| Short exercise |
Using the data below, gather each line that includes the word "case".

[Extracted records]
------------
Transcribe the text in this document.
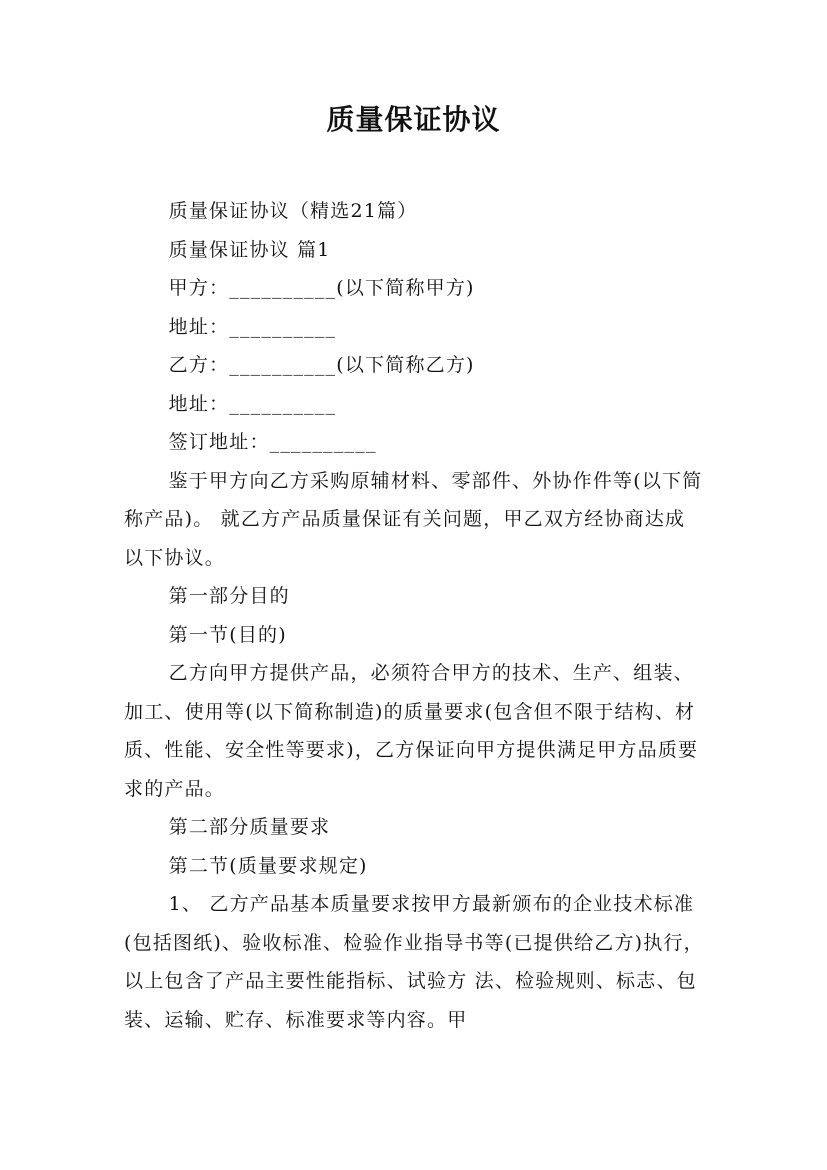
质量保证协议

质量保证协议（精选21篇）

质量保证协议 篇1

甲方：__________(以下简称甲方)

地址：__________

乙方：__________(以下简称乙方)

地址：__________

签订地址：__________

鉴于甲方向乙方采购原辅材料、零部件、外协作件等(以下简称产品)。 就乙方产品质量保证有关问题，甲乙双方经协商达成以下协议。

第一部分目的

第一节(目的)

乙方向甲方提供产品，必须符合甲方的技术、生产、组装、加工、使用等(以下简称制造)的质量要求(包含但不限于结构、材质、性能、安全性等要求)，乙方保证向甲方提供满足甲方品质要求的产品。

第二部分质量要求

第二节(质量要求规定)

1、 乙方产品基本质量要求按甲方最新颁布的企业技术标准(包括图纸)、验收标准、检验作业指导书等(已提供给乙方)执行，以上包含了产品主要性能指标、试验方 法、检验规则、标志、包装、运输、贮存、标准要求等内容。甲
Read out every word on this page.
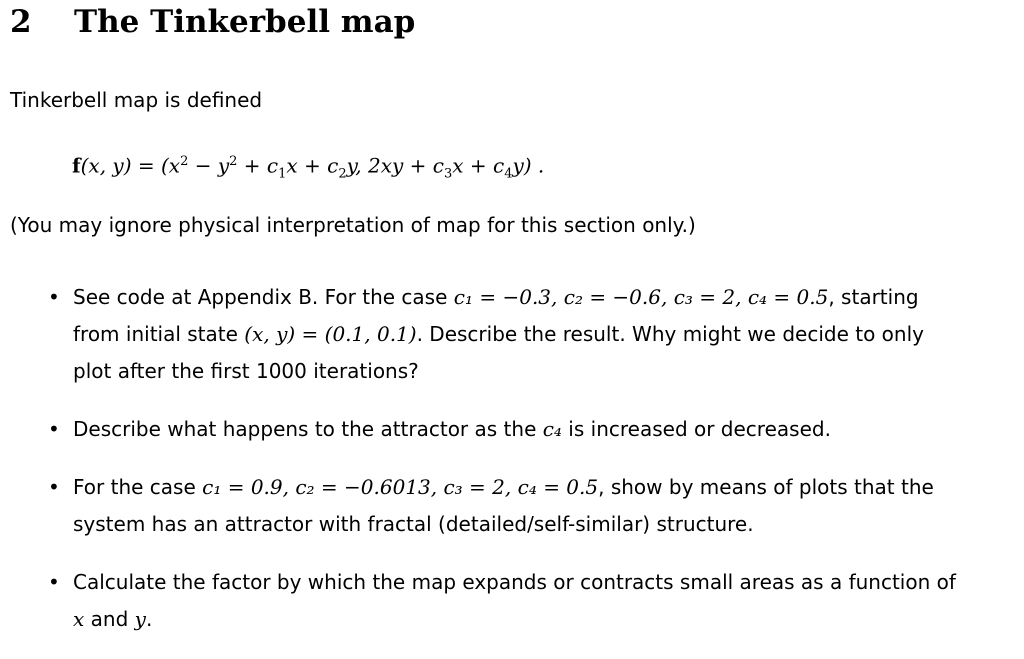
2 The Tinkerbell map
Tinkerbell map is defined
f(x, $y) = (x^2 - y^2 + c_1x + c_2y$, $2xy + c_3x + c_4y$) .
(You may ignore physical interpretation of map for this section only.)
• See code at Appendix B. For the case c₁ = −0.3, c₂ = −0.6, c₃ = 2, c₄ = 0.5, starting
from initial state (x, y) = (0.1, 0.1). Describe the result. Why might we decide to only
plot after the first 1000 iterations?
• Describe what happens to the attractor as the c₄ is increased or decreased.
• For the case c₁ = 0.9, c₂ = −0.6013, c₃ = 2, c₄ = 0.5, show by means of plots that the
system has an attractor with fractal (detailed/self-similar) structure.
• Calculate the factor by which the map expands or contracts small areas as a function of
x and y.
------------
| The response |
• See code at Appendix B. For the case c₁ = −0.3, c₂ = −0.6, c₃ = 2, c₄ = 0.5, starting
• For the case c₁ = 0.9, c₂ = −0.6013, c₃ = 2, c₄ = 0.5, show by means of plots that the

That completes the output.